● EXERCISE
Extract the complete listing and output it unchanged.

● DATA IN THIS EXERCISE
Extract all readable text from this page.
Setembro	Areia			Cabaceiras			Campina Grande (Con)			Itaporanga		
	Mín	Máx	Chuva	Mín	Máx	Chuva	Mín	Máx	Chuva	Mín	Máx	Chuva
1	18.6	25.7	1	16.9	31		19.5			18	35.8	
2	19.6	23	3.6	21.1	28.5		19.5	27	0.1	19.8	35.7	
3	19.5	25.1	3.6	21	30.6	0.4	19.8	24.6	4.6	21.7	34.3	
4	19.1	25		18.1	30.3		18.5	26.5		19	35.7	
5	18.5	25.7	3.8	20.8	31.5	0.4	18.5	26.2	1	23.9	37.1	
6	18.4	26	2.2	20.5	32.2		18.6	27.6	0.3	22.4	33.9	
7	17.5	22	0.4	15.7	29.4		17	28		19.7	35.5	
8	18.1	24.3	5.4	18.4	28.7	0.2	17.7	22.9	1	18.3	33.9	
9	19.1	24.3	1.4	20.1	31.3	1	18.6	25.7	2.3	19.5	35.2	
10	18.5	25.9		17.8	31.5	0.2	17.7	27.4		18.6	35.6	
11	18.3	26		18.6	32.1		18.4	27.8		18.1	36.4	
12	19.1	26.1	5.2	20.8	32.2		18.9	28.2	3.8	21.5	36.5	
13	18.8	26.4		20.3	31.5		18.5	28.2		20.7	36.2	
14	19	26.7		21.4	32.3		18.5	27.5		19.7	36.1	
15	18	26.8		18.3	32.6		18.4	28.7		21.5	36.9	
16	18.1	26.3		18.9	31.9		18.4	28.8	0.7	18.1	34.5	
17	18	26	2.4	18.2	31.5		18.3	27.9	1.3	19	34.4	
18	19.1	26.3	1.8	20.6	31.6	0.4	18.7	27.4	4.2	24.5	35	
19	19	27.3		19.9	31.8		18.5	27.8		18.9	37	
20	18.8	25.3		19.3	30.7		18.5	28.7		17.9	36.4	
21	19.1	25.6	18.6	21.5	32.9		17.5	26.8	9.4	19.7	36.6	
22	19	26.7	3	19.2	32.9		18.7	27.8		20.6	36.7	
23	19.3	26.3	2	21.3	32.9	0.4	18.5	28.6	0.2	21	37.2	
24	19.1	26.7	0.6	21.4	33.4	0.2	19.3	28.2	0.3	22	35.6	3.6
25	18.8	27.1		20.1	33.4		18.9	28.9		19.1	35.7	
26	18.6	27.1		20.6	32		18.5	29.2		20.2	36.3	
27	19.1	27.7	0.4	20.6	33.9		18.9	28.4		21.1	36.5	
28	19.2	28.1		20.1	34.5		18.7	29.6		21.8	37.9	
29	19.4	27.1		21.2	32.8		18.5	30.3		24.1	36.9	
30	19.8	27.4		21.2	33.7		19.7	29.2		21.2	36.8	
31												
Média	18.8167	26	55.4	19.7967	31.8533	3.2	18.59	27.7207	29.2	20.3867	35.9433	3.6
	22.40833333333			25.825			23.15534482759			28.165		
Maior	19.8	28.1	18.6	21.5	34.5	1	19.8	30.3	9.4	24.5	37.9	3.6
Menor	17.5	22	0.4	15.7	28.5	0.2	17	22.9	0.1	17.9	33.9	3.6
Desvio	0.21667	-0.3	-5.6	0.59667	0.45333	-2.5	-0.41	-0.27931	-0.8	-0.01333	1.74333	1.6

● ANSWER
Extract all readable text from this page.
Setembro	Areia			Cabaceiras			Campina Grande (Con)			Itaporanga		
	Mín	Máx	Chuva	Mín	Máx	Chuva	Mín	Máx	Chuva	Mín	Máx	Chuva
1	18.6	25.7	1	16.9	31		19.5			18	35.8	
2	19.6	23	3.6	21.1	28.5		19.5	27	0.1	19.8	35.7	
3	19.5	25.1	3.6	21	30.6	0.4	19.8	24.6	4.6	21.7	34.3	
4	19.1	25		18.1	30.3		18.5	26.5		19	35.7	
5	18.5	25.7	3.8	20.8	31.5	0.4	18.5	26.2	1	23.9	37.1	
6	18.4	26	2.2	20.5	32.2		18.6	27.6	0.3	22.4	33.9	
7	17.5	22	0.4	15.7	29.4		17	28		19.7	35.5	
8	18.1	24.3	5.4	18.4	28.7	0.2	17.7	22.9	1	18.3	33.9	
9	19.1	24.3	1.4	20.1	31.3	1	18.6	25.7	2.3	19.5	35.2	
10	18.5	25.9		17.8	31.5	0.2	17.7	27.4		18.6	35.6	
11	18.3	26		18.6	32.1		18.4	27.8		18.1	36.4	
12	19.1	26.1	5.2	20.8	32.2		18.9	28.2	3.8	21.5	36.5	
13	18.8	26.4		20.3	31.5		18.5	28.2		20.7	36.2	
14	19	26.7		21.4	32.3		18.5	27.5		19.7	36.1	
15	18	26.8		18.3	32.6		18.4	28.7		21.5	36.9	
16	18.1	26.3		18.9	31.9		18.4	28.8	0.7	18.1	34.5	
17	18	26	2.4	18.2	31.5		18.3	27.9	1.3	19	34.4	
18	19.1	26.3	1.8	20.6	31.6	0.4	18.7	27.4	4.2	24.5	35	
19	19	27.3		19.9	31.8		18.5	27.8		18.9	37	
20	18.8	25.3		19.3	30.7		18.5	28.7		17.9	36.4	
21	19.1	25.6	18.6	21.5	32.9		17.5	26.8	9.4	19.7	36.6	
22	19	26.7	3	19.2	32.9		18.7	27.8		20.6	36.7	
23	19.3	26.3	2	21.3	32.9	0.4	18.5	28.6	0.2	21	37.2	
24	19.1	26.7	0.6	21.4	33.4	0.2	19.3	28.2	0.3	22	35.6	3.6
25	18.8	27.1		20.1	33.4		18.9	28.9		19.1	35.7	
26	18.6	27.1		20.6	32		18.5	29.2		20.2	36.3	
27	19.1	27.7	0.4	20.6	33.9		18.9	28.4		21.1	36.5	
28	19.2	28.1		20.1	34.5		18.7	29.6		21.8	37.9	
29	19.4	27.1		21.2	32.8		18.5	30.3		24.1	36.9	
30	19.8	27.4		21.2	33.7		19.7	29.2		21.2	36.8	
31												
Média	18.8167	26	55.4	19.7967	31.8533	3.2	18.59	27.7207	29.2	20.3867	35.9433	3.6
	22.40833333333			25.825			23.15534482759			28.165		
Maior	19.8	28.1	18.6	21.5	34.5	1	19.8	30.3	9.4	24.5	37.9	3.6
Menor	17.5	22	0.4	15.7	28.5	0.2	17	22.9	0.1	17.9	33.9	3.6
Desvio	0.21667	-0.3	-5.6	0.59667	0.45333	-2.5	-0.41	-0.27931	-0.8	-0.01333	1.74333	1.6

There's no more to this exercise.